Given exercise:
Only the pictures are left out: repeat the rest of the entries exactly.

[Records that describe figures]
_ _ _ _

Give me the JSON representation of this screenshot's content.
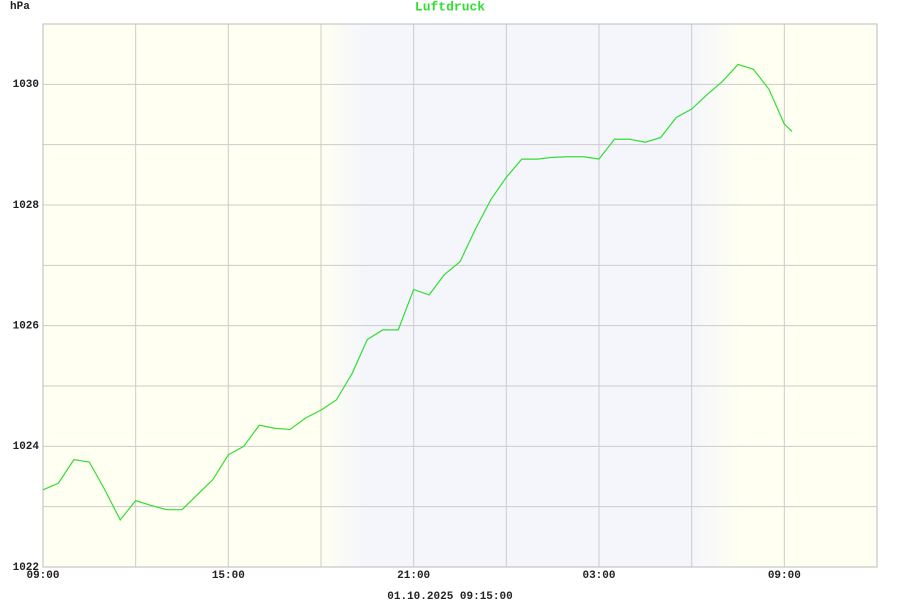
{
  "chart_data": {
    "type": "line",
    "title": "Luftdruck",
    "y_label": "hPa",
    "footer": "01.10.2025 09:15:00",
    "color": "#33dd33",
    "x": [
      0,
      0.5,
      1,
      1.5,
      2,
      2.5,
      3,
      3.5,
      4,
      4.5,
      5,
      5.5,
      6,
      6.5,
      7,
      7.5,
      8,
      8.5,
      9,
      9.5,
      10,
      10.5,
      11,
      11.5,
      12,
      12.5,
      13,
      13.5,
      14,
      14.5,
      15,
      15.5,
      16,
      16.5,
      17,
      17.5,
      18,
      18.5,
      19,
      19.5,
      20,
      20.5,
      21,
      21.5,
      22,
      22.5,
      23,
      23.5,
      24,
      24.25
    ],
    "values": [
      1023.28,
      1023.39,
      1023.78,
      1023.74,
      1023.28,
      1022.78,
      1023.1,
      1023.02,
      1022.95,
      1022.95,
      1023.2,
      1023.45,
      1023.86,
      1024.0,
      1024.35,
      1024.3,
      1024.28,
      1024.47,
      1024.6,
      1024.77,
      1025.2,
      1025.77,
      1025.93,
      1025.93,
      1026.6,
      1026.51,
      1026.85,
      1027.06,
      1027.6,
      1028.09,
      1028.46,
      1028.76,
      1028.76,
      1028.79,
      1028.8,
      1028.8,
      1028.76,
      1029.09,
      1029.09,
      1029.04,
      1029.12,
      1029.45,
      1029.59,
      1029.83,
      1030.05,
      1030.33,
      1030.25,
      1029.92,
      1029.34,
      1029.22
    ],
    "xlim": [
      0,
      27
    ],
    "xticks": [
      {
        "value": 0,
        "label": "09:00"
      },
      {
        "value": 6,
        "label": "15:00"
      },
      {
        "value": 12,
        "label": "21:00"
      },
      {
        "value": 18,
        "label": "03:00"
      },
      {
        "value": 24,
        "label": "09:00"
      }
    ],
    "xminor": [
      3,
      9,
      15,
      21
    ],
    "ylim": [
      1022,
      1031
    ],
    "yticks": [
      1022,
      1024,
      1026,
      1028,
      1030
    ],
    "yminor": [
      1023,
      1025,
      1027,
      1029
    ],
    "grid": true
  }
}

_ _ _ _

Expected answer:
Give me the JSON representation of this screenshot's content.
{
  "chart_data": {
    "type": "line",
    "title": "Luftdruck",
    "y_label": "hPa",
    "footer": "01.10.2025 09:15:00",
    "color": "#33dd33",
    "x": [
      0,
      0.5,
      1,
      1.5,
      2,
      2.5,
      3,
      3.5,
      4,
      4.5,
      5,
      5.5,
      6,
      6.5,
      7,
      7.5,
      8,
      8.5,
      9,
      9.5,
      10,
      10.5,
      11,
      11.5,
      12,
      12.5,
      13,
      13.5,
      14,
      14.5,
      15,
      15.5,
      16,
      16.5,
      17,
      17.5,
      18,
      18.5,
      19,
      19.5,
      20,
      20.5,
      21,
      21.5,
      22,
      22.5,
      23,
      23.5,
      24,
      24.25
    ],
    "values": [
      1023.28,
      1023.39,
      1023.78,
      1023.74,
      1023.28,
      1022.78,
      1023.1,
      1023.02,
      1022.95,
      1022.95,
      1023.2,
      1023.45,
      1023.86,
      1024.0,
      1024.35,
      1024.3,
      1024.28,
      1024.47,
      1024.6,
      1024.77,
      1025.2,
      1025.77,
      1025.93,
      1025.93,
      1026.6,
      1026.51,
      1026.85,
      1027.06,
      1027.6,
      1028.09,
      1028.46,
      1028.76,
      1028.76,
      1028.79,
      1028.8,
      1028.8,
      1028.76,
      1029.09,
      1029.09,
      1029.04,
      1029.12,
      1029.45,
      1029.59,
      1029.83,
      1030.05,
      1030.33,
      1030.25,
      1029.92,
      1029.34,
      1029.22
    ],
    "xlim": [
      0,
      27
    ],
    "xticks": [
      {
        "value": 0,
        "label": "09:00"
      },
      {
        "value": 6,
        "label": "15:00"
      },
      {
        "value": 12,
        "label": "21:00"
      },
      {
        "value": 18,
        "label": "03:00"
      },
      {
        "value": 24,
        "label": "09:00"
      }
    ],
    "xminor": [
      3,
      9,
      15,
      21
    ],
    "ylim": [
      1022,
      1031
    ],
    "yticks": [
      1022,
      1024,
      1026,
      1028,
      1030
    ],
    "yminor": [
      1023,
      1025,
      1027,
      1029
    ],
    "grid": true
  }
}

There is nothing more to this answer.